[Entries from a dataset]
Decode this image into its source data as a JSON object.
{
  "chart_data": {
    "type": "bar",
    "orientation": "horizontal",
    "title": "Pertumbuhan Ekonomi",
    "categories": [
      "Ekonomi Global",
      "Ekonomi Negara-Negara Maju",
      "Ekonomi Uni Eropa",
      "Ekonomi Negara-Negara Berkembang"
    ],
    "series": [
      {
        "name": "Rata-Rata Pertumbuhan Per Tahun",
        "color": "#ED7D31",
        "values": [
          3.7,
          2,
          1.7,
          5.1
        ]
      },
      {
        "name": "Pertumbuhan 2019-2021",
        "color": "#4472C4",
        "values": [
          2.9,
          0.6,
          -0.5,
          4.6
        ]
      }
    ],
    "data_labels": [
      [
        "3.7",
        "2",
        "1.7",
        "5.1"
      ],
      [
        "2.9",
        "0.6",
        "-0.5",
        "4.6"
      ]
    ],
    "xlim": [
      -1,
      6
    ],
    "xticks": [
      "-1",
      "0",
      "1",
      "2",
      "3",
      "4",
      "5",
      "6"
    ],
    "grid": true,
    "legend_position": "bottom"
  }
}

Set exercise: Which lines hold the word "Pertumbuhan"? Show each one.

Worked solution:
    "title": "Pertumbuhan Ekonomi",
        "name": "Rata-Rata Pertumbuhan Per Tahun",
        "name": "Pertumbuhan 2019-2021",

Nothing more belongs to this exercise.